**What is required**: Send back all the data below, exactly as given.
START Supplied data
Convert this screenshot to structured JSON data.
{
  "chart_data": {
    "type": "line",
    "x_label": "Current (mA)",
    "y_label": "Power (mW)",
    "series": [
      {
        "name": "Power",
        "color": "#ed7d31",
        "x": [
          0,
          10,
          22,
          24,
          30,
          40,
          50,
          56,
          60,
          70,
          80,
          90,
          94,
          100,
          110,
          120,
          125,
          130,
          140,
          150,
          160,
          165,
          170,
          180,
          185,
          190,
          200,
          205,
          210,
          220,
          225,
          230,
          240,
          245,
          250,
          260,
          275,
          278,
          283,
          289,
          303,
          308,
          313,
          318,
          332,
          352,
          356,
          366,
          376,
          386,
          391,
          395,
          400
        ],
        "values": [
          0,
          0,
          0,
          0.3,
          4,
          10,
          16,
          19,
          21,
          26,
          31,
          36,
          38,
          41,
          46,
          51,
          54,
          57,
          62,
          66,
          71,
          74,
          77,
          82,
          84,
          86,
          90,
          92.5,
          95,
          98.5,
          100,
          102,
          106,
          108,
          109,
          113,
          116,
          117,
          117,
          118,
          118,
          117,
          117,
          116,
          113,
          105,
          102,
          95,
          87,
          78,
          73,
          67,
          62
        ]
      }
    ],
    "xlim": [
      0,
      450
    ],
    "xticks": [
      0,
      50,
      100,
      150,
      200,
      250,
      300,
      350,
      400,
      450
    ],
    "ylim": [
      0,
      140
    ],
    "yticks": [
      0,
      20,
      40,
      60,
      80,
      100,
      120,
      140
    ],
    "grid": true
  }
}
END Supplied data
**Task solution**:
Convert this screenshot to structured JSON data.
{
  "chart_data": {
    "type": "line",
    "x_label": "Current (mA)",
    "y_label": "Power (mW)",
    "series": [
      {
        "name": "Power",
        "color": "#ed7d31",
        "x": [
          0,
          10,
          22,
          24,
          30,
          40,
          50,
          56,
          60,
          70,
          80,
          90,
          94,
          100,
          110,
          120,
          125,
          130,
          140,
          150,
          160,
          165,
          170,
          180,
          185,
          190,
          200,
          205,
          210,
          220,
          225,
          230,
          240,
          245,
          250,
          260,
          275,
          278,
          283,
          289,
          303,
          308,
          313,
          318,
          332,
          352,
          356,
          366,
          376,
          386,
          391,
          395,
          400
        ],
        "values": [
          0,
          0,
          0,
          0.3,
          4,
          10,
          16,
          19,
          21,
          26,
          31,
          36,
          38,
          41,
          46,
          51,
          54,
          57,
          62,
          66,
          71,
          74,
          77,
          82,
          84,
          86,
          90,
          92.5,
          95,
          98.5,
          100,
          102,
          106,
          108,
          109,
          113,
          116,
          117,
          117,
          118,
          118,
          117,
          117,
          116,
          113,
          105,
          102,
          95,
          87,
          78,
          73,
          67,
          62
        ]
      }
    ],
    "xlim": [
      0,
      450
    ],
    "xticks": [
      0,
      50,
      100,
      150,
      200,
      250,
      300,
      350,
      400,
      450
    ],
    "ylim": [
      0,
      140
    ],
    "yticks": [
      0,
      20,
      40,
      60,
      80,
      100,
      120,
      140
    ],
    "grid": true
  }
}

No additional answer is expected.